• PROBLEM DETAILS:
Repeat the data that follows, word for word, without the images.
********************
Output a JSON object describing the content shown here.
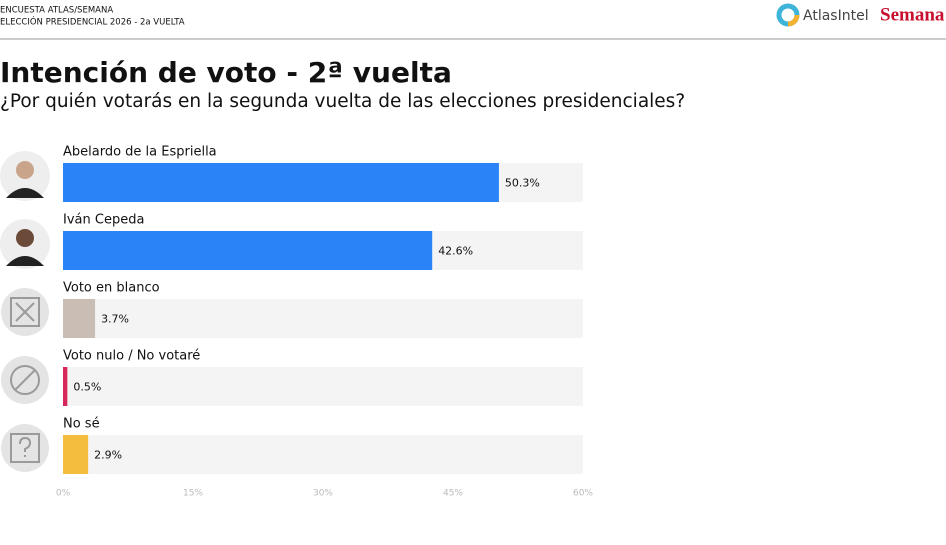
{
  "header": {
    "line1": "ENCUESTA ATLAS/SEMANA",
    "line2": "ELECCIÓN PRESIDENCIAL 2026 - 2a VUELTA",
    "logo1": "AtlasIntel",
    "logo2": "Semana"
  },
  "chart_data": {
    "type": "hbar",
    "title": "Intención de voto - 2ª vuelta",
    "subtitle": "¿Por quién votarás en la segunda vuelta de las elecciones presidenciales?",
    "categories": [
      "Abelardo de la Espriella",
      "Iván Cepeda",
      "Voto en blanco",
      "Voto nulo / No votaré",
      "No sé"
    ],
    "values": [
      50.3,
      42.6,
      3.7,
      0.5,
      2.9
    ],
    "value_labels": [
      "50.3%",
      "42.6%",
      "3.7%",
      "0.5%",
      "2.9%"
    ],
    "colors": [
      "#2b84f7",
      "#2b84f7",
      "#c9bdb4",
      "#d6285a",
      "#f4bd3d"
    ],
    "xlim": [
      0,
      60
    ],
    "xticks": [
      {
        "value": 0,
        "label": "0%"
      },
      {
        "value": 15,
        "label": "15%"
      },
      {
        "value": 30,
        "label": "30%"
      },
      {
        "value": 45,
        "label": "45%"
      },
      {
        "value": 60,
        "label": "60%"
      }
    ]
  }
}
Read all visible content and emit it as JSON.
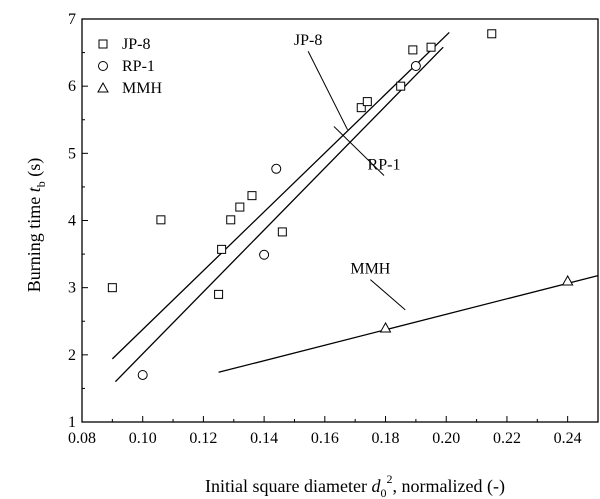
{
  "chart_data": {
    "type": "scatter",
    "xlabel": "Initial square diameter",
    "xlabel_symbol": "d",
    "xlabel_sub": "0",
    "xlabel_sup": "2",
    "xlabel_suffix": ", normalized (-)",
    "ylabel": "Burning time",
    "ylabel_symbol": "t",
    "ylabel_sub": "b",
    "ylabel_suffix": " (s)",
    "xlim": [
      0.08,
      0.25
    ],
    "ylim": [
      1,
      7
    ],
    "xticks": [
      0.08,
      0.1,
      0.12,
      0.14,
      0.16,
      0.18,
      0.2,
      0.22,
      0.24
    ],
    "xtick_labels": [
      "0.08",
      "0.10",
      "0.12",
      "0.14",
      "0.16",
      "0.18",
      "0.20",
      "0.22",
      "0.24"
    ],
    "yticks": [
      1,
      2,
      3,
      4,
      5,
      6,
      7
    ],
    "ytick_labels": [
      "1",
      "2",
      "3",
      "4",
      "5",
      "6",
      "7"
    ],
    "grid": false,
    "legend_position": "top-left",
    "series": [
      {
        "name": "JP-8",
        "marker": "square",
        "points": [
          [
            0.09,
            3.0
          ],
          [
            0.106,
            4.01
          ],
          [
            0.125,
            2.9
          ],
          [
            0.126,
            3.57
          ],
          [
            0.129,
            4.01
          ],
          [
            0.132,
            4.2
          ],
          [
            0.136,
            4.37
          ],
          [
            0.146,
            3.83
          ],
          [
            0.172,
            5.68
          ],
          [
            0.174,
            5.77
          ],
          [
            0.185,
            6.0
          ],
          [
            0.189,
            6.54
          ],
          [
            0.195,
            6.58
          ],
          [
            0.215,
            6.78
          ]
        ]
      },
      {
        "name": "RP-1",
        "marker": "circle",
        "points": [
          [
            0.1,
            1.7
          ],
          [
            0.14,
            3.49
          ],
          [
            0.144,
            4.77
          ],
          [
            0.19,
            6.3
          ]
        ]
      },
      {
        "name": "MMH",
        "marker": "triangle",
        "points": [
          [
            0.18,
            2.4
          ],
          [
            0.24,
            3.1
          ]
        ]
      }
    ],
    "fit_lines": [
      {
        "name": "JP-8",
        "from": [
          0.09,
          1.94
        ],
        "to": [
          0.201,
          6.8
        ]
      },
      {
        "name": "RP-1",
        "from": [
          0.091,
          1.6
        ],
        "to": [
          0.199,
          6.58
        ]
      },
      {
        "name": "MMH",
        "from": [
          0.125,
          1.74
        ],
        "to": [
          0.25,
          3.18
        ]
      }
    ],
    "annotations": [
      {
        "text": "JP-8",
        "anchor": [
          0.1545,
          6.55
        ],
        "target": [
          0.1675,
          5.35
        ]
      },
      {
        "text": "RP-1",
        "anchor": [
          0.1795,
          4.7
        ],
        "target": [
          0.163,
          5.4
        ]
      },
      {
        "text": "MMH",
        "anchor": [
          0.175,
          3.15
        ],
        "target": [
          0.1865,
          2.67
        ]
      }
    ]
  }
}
********************
• THE SOLUTION:
Output a JSON object describing the content shown here.
{
  "header": {
    "line1": "ENCUESTA ATLAS/SEMANA",
    "line2": "ELECCIÓN PRESIDENCIAL 2026 - 2a VUELTA",
    "logo1": "AtlasIntel",
    "logo2": "Semana"
  },
  "chart_data": {
    "type": "hbar",
    "title": "Intención de voto - 2ª vuelta",
    "subtitle": "¿Por quién votarás en la segunda vuelta de las elecciones presidenciales?",
    "categories": [
      "Abelardo de la Espriella",
      "Iván Cepeda",
      "Voto en blanco",
      "Voto nulo / No votaré",
      "No sé"
    ],
    "values": [
      50.3,
      42.6,
      3.7,
      0.5,
      2.9
    ],
    "value_labels": [
      "50.3%",
      "42.6%",
      "3.7%",
      "0.5%",
      "2.9%"
    ],
    "colors": [
      "#2b84f7",
      "#2b84f7",
      "#c9bdb4",
      "#d6285a",
      "#f4bd3d"
    ],
    "xlim": [
      0,
      60
    ],
    "xticks": [
      {
        "value": 0,
        "label": "0%"
      },
      {
        "value": 15,
        "label": "15%"
      },
      {
        "value": 30,
        "label": "30%"
      },
      {
        "value": 45,
        "label": "45%"
      },
      {
        "value": 60,
        "label": "60%"
      }
    ]
  }
}
Read all visible content and emit it as JSON.
{
  "chart_data": {
    "type": "scatter",
    "xlabel": "Initial square diameter",
    "xlabel_symbol": "d",
    "xlabel_sub": "0",
    "xlabel_sup": "2",
    "xlabel_suffix": ", normalized (-)",
    "ylabel": "Burning time",
    "ylabel_symbol": "t",
    "ylabel_sub": "b",
    "ylabel_suffix": " (s)",
    "xlim": [
      0.08,
      0.25
    ],
    "ylim": [
      1,
      7
    ],
    "xticks": [
      0.08,
      0.1,
      0.12,
      0.14,
      0.16,
      0.18,
      0.2,
      0.22,
      0.24
    ],
    "xtick_labels": [
      "0.08",
      "0.10",
      "0.12",
      "0.14",
      "0.16",
      "0.18",
      "0.20",
      "0.22",
      "0.24"
    ],
    "yticks": [
      1,
      2,
      3,
      4,
      5,
      6,
      7
    ],
    "ytick_labels": [
      "1",
      "2",
      "3",
      "4",
      "5",
      "6",
      "7"
    ],
    "grid": false,
    "legend_position": "top-left",
    "series": [
      {
        "name": "JP-8",
        "marker": "square",
        "points": [
          [
            0.09,
            3.0
          ],
          [
            0.106,
            4.01
          ],
          [
            0.125,
            2.9
          ],
          [
            0.126,
            3.57
          ],
          [
            0.129,
            4.01
          ],
          [
            0.132,
            4.2
          ],
          [
            0.136,
            4.37
          ],
          [
            0.146,
            3.83
          ],
          [
            0.172,
            5.68
          ],
          [
            0.174,
            5.77
          ],
          [
            0.185,
            6.0
          ],
          [
            0.189,
            6.54
          ],
          [
            0.195,
            6.58
          ],
          [
            0.215,
            6.78
          ]
        ]
      },
      {
        "name": "RP-1",
        "marker": "circle",
        "points": [
          [
            0.1,
            1.7
          ],
          [
            0.14,
            3.49
          ],
          [
            0.144,
            4.77
          ],
          [
            0.19,
            6.3
          ]
        ]
      },
      {
        "name": "MMH",
        "marker": "triangle",
        "points": [
          [
            0.18,
            2.4
          ],
          [
            0.24,
            3.1
          ]
        ]
      }
    ],
    "fit_lines": [
      {
        "name": "JP-8",
        "from": [
          0.09,
          1.94
        ],
        "to": [
          0.201,
          6.8
        ]
      },
      {
        "name": "RP-1",
        "from": [
          0.091,
          1.6
        ],
        "to": [
          0.199,
          6.58
        ]
      },
      {
        "name": "MMH",
        "from": [
          0.125,
          1.74
        ],
        "to": [
          0.25,
          3.18
        ]
      }
    ],
    "annotations": [
      {
        "text": "JP-8",
        "anchor": [
          0.1545,
          6.55
        ],
        "target": [
          0.1675,
          5.35
        ]
      },
      {
        "text": "RP-1",
        "anchor": [
          0.1795,
          4.7
        ],
        "target": [
          0.163,
          5.4
        ]
      },
      {
        "text": "MMH",
        "anchor": [
          0.175,
          3.15
        ],
        "target": [
          0.1865,
          2.67
        ]
      }
    ]
  }
}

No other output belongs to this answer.